**SUPPLIED PASSAGE**

-=-=-=-=-

Critical threshold: when n * 4 > L2 cache, random access into x
causes cache thrashing. Tiling the x vector into L2-resident blocks
restores locality.

Cache-residency table:
  n <= 12,000   (48 KB / 4):   x fits in L1 -- no tiling needed
  n <= 64,000   (256 KB / 4):  x fits in L2 -- no tiling needed
  n <= 8,000,000 (32 MB / 4):  x fits in L3 -- optional tiling
  n > 8,000,000:               x in DRAM -- mandatory tiling

2.5.2 Tiled SpMV Implementation

/// Tile size for cache-blocked SpMV.
///
/// Chosen to keep the tile of x within L2 cache:
///   TILE_SIZE * 4 bytes <= L2_SIZE / 2
///   TILE_SIZE = L2_SIZE / 8 = 256 KB / 8 = 32,768 elements
///
/// We use L2/2 (not full L2) to leave room for CSR values and
/// col_indices streaming through L2 simultaneously.
const SPMV_TILE_SIZE: usize = 32_768;

impl CsrMatrix {
    /// Cache-tiled SpMV for large vectors that exceed L2 cache.
    ///
    /// Strategy: partition columns into tiles of SPMV_TILE_SIZE.
    /// For each tile, iterate all rows but only accumulate contributions
    /// from columns within the tile. The x[tile] block stays in L2.
    ///
    /// Cost overhead vs untiled: one extra pass through row_ptr per tile.
    /// For t = ceil(ncols / TILE_SIZE) tiles, overhead is O(t * nrows).
    /// This is negligible when nnz >> nrows (typical for sparse matrices).
    pub fn spmv_tiled(&self, x: &[f32], y: &mut [f32]) {
        debug_assert_eq!(x.len(), self.ncols);
        debug_assert_eq!(y.len(), self.nrows);

        // Zero output
        y.iter_mut().for_each(|v| *v = 0.0);

        let num_tiles = (self.ncols + SPMV_TILE_SIZE - 1) / SPMV_TILE_SIZE;

        for tile in 0..num_tiles {
            let col_start = tile * SPMV_TILE_SIZE;
            let col_end = ((tile + 1) * SPMV_TILE_SIZE).min(self.ncols);

            // The x[col_start..col_end] slice now fits in L2 cache.

-=-=-=-=-

**GOALS**
1 > In the SpMV tiling passage, why does the tile size use half of L2 instead of the full L2?
2 > From the SpMV tiling passage, write out word for word the part that opens with the words containing "const SPMV_TILE_SIZE: usize" and closes with "row_ptr per tile.".

-=-=-=-=-

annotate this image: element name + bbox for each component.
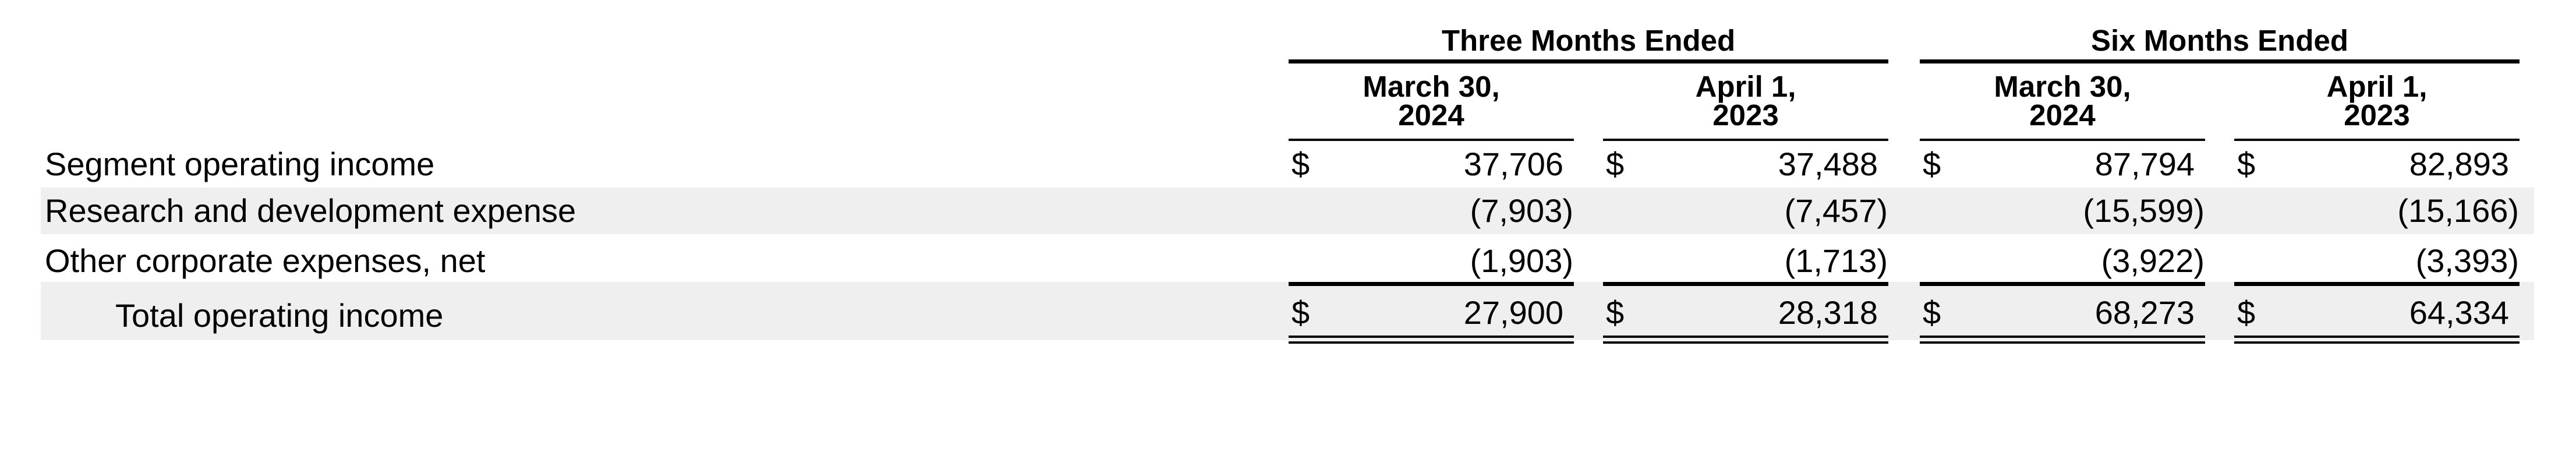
group-header-three-months: Three Months Ended xyxy=(1441,24,1736,57)
group-rule-six-months xyxy=(1920,59,2520,63)
currency-symbol: $ xyxy=(1291,146,1310,182)
row-label-research-and-development-expense: Research and development expense xyxy=(45,192,576,229)
value-cell: (1,713) xyxy=(1784,242,1888,279)
value-cell: 64,334 xyxy=(2409,294,2509,331)
column-header: March 30, 2024 xyxy=(1289,70,1574,132)
column-header: April 1, 2023 xyxy=(1603,70,1888,132)
currency-symbol: $ xyxy=(1606,294,1625,331)
value-cell: (3,922) xyxy=(2101,242,2205,279)
total-double-rule-upper xyxy=(1289,336,1574,338)
row-label-other-corporate-expenses: Other corporate expenses, net xyxy=(45,242,486,279)
total-double-rule-lower xyxy=(2234,341,2520,344)
row-band-total xyxy=(41,282,2534,340)
group-rule-three-months xyxy=(1289,59,1888,63)
value-cell: 37,706 xyxy=(1463,146,1563,182)
value-cell: (15,599) xyxy=(2083,192,2205,229)
column-header: April 1, 2023 xyxy=(2234,70,2520,132)
column-header-line2: 2023 xyxy=(2344,98,2410,132)
total-double-rule-upper xyxy=(1603,336,1888,338)
currency-symbol: $ xyxy=(1923,146,1941,182)
row-label-total-operating-income: Total operating income xyxy=(115,297,444,334)
value-cell: 87,794 xyxy=(2094,146,2195,182)
total-top-rule xyxy=(1920,282,2205,286)
column-header-line2: 2024 xyxy=(1398,98,1464,132)
total-double-rule-lower xyxy=(1603,341,1888,344)
value-cell: (15,166) xyxy=(2397,192,2519,229)
row-band-research xyxy=(41,188,2534,234)
value-cell: 27,900 xyxy=(1463,294,1563,331)
total-double-rule-lower xyxy=(1289,341,1574,344)
currency-symbol: $ xyxy=(1291,294,1310,331)
value-cell: (7,903) xyxy=(1470,192,1573,229)
column-header-line2: 2024 xyxy=(2029,98,2096,132)
currency-symbol: $ xyxy=(2237,294,2256,331)
total-top-rule xyxy=(1289,282,1574,286)
column-header-line1: March 30, xyxy=(1994,70,2131,103)
total-double-rule-upper xyxy=(2234,336,2520,338)
value-cell: (3,393) xyxy=(2415,242,2519,279)
currency-symbol: $ xyxy=(2237,146,2256,182)
total-double-rule-upper xyxy=(1920,336,2205,338)
column-header-rule xyxy=(2234,139,2520,141)
value-cell: 82,893 xyxy=(2409,146,2509,182)
column-header-line1: March 30, xyxy=(1363,70,1500,103)
column-header-line2: 2023 xyxy=(1712,98,1779,132)
total-top-rule xyxy=(2234,282,2520,286)
total-top-rule xyxy=(1603,282,1888,286)
currency-symbol: $ xyxy=(1923,294,1941,331)
column-header-line1: April 1, xyxy=(1695,70,1796,103)
column-header-line1: April 1, xyxy=(2326,70,2428,103)
currency-symbol: $ xyxy=(1606,146,1625,182)
value-cell: 37,488 xyxy=(1778,146,1878,182)
column-header: March 30, 2024 xyxy=(1920,70,2205,132)
value-cell: (7,457) xyxy=(1784,192,1888,229)
column-header-rule xyxy=(1920,139,2205,141)
total-double-rule-lower xyxy=(1920,341,2205,344)
group-header-six-months: Six Months Ended xyxy=(2090,24,2349,57)
column-header-rule xyxy=(1603,139,1888,141)
row-label-segment-operating-income: Segment operating income xyxy=(45,146,435,182)
column-header-rule xyxy=(1289,139,1574,141)
value-cell: 28,318 xyxy=(1778,294,1878,331)
value-cell: 68,273 xyxy=(2094,294,2195,331)
value-cell: (1,903) xyxy=(1470,242,1573,279)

-=-=-=-=-

**RESPONSES**
1 > It leaves room for the CSR values and col_indices that stream through L2 at the same time.

2 >
const SPMV_TILE_SIZE: usize = 32_768;

impl CsrMatrix {
    /// Cache-tiled SpMV for large vectors that exceed L2 cache.
    ///
    /// Strategy: partition columns into tiles of SPMV_TILE_SIZE.
    /// For each tile, iterate all rows but only accumulate contributions
    /// from columns within the tile. The x[tile] block stays in L2.
    ///
    /// Cost overhead vs untiled: one extra pass through row_ptr per tile.